*EXERCISE*: Your task is to reproduce the material exactly.

━━━━━ INPUT RECORDS ━━━━━

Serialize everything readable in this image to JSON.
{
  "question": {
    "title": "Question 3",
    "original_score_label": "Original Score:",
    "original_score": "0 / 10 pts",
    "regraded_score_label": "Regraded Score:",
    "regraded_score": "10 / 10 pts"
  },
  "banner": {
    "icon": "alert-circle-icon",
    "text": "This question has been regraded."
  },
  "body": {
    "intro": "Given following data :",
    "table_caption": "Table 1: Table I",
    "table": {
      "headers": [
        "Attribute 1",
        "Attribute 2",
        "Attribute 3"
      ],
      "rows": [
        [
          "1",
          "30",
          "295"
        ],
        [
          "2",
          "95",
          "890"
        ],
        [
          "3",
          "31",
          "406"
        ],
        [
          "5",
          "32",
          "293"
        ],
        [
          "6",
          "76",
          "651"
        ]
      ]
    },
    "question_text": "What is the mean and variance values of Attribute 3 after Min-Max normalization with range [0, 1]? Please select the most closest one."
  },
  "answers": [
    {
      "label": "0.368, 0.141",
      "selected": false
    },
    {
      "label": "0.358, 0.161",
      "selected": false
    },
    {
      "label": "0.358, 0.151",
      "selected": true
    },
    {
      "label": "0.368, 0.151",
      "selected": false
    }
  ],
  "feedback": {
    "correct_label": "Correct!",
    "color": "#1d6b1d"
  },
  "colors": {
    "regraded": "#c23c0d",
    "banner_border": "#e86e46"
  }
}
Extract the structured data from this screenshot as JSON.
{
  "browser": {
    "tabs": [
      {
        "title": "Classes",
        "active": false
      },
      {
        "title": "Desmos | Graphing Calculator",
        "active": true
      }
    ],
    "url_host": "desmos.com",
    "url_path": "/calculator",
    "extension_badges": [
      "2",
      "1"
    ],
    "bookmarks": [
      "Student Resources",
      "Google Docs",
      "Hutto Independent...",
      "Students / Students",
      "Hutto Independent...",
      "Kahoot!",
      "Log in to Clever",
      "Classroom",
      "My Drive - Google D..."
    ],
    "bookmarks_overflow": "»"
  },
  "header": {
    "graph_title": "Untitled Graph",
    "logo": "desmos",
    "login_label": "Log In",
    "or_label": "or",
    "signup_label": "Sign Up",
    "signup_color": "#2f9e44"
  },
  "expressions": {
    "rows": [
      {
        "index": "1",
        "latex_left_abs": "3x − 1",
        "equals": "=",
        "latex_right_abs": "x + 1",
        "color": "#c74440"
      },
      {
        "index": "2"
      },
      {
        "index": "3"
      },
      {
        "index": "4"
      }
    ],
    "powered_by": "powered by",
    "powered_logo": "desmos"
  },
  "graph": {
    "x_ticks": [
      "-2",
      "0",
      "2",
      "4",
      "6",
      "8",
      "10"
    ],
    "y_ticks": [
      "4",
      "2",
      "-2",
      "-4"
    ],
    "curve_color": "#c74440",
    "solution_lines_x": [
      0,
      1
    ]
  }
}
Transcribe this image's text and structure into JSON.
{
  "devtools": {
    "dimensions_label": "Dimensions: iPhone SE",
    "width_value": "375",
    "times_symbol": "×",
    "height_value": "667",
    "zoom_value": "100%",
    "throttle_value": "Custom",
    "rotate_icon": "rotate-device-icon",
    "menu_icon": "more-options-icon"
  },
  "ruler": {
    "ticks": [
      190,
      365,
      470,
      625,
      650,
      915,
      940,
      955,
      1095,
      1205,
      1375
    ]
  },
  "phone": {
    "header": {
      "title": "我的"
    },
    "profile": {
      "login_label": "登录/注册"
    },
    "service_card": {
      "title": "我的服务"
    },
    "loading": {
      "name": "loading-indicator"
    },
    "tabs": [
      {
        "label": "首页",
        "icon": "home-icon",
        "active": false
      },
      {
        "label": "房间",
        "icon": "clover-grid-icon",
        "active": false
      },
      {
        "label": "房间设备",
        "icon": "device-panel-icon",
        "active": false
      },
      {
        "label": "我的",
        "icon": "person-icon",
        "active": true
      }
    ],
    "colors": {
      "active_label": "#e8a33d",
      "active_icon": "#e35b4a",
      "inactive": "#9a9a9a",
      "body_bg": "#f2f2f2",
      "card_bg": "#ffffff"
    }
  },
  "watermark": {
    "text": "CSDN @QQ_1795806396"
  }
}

━━━━━

*RESULT FOR THIS EXERCISE*:
Serialize everything readable in this image to JSON.
{
  "question": {
    "title": "Question 3",
    "original_score_label": "Original Score:",
    "original_score": "0 / 10 pts",
    "regraded_score_label": "Regraded Score:",
    "regraded_score": "10 / 10 pts"
  },
  "banner": {
    "icon": "alert-circle-icon",
    "text": "This question has been regraded."
  },
  "body": {
    "intro": "Given following data :",
    "table_caption": "Table 1: Table I",
    "table": {
      "headers": [
        "Attribute 1",
        "Attribute 2",
        "Attribute 3"
      ],
      "rows": [
        [
          "1",
          "30",
          "295"
        ],
        [
          "2",
          "95",
          "890"
        ],
        [
          "3",
          "31",
          "406"
        ],
        [
          "5",
          "32",
          "293"
        ],
        [
          "6",
          "76",
          "651"
        ]
      ]
    },
    "question_text": "What is the mean and variance values of Attribute 3 after Min-Max normalization with range [0, 1]? Please select the most closest one."
  },
  "answers": [
    {
      "label": "0.368, 0.141",
      "selected": false
    },
    {
      "label": "0.358, 0.161",
      "selected": false
    },
    {
      "label": "0.358, 0.151",
      "selected": true
    },
    {
      "label": "0.368, 0.151",
      "selected": false
    }
  ],
  "feedback": {
    "correct_label": "Correct!",
    "color": "#1d6b1d"
  },
  "colors": {
    "regraded": "#c23c0d",
    "banner_border": "#e86e46"
  }
}
Extract the structured data from this screenshot as JSON.
{
  "browser": {
    "tabs": [
      {
        "title": "Classes",
        "active": false
      },
      {
        "title": "Desmos | Graphing Calculator",
        "active": true
      }
    ],
    "url_host": "desmos.com",
    "url_path": "/calculator",
    "extension_badges": [
      "2",
      "1"
    ],
    "bookmarks": [
      "Student Resources",
      "Google Docs",
      "Hutto Independent...",
      "Students / Students",
      "Hutto Independent...",
      "Kahoot!",
      "Log in to Clever",
      "Classroom",
      "My Drive - Google D..."
    ],
    "bookmarks_overflow": "»"
  },
  "header": {
    "graph_title": "Untitled Graph",
    "logo": "desmos",
    "login_label": "Log In",
    "or_label": "or",
    "signup_label": "Sign Up",
    "signup_color": "#2f9e44"
  },
  "expressions": {
    "rows": [
      {
        "index": "1",
        "latex_left_abs": "3x − 1",
        "equals": "=",
        "latex_right_abs": "x + 1",
        "color": "#c74440"
      },
      {
        "index": "2"
      },
      {
        "index": "3"
      },
      {
        "index": "4"
      }
    ],
    "powered_by": "powered by",
    "powered_logo": "desmos"
  },
  "graph": {
    "x_ticks": [
      "-2",
      "0",
      "2",
      "4",
      "6",
      "8",
      "10"
    ],
    "y_ticks": [
      "4",
      "2",
      "-2",
      "-4"
    ],
    "curve_color": "#c74440",
    "solution_lines_x": [
      0,
      1
    ]
  }
}
Transcribe this image's text and structure into JSON.
{
  "devtools": {
    "dimensions_label": "Dimensions: iPhone SE",
    "width_value": "375",
    "times_symbol": "×",
    "height_value": "667",
    "zoom_value": "100%",
    "throttle_value": "Custom",
    "rotate_icon": "rotate-device-icon",
    "menu_icon": "more-options-icon"
  },
  "ruler": {
    "ticks": [
      190,
      365,
      470,
      625,
      650,
      915,
      940,
      955,
      1095,
      1205,
      1375
    ]
  },
  "phone": {
    "header": {
      "title": "我的"
    },
    "profile": {
      "login_label": "登录/注册"
    },
    "service_card": {
      "title": "我的服务"
    },
    "loading": {
      "name": "loading-indicator"
    },
    "tabs": [
      {
        "label": "首页",
        "icon": "home-icon",
        "active": false
      },
      {
        "label": "房间",
        "icon": "clover-grid-icon",
        "active": false
      },
      {
        "label": "房间设备",
        "icon": "device-panel-icon",
        "active": false
      },
      {
        "label": "我的",
        "icon": "person-icon",
        "active": true
      }
    ],
    "colors": {
      "active_label": "#e8a33d",
      "active_icon": "#e35b4a",
      "inactive": "#9a9a9a",
      "body_bg": "#f2f2f2",
      "card_bg": "#ffffff"
    }
  },
  "watermark": {
    "text": "CSDN @QQ_1795806396"
  }
}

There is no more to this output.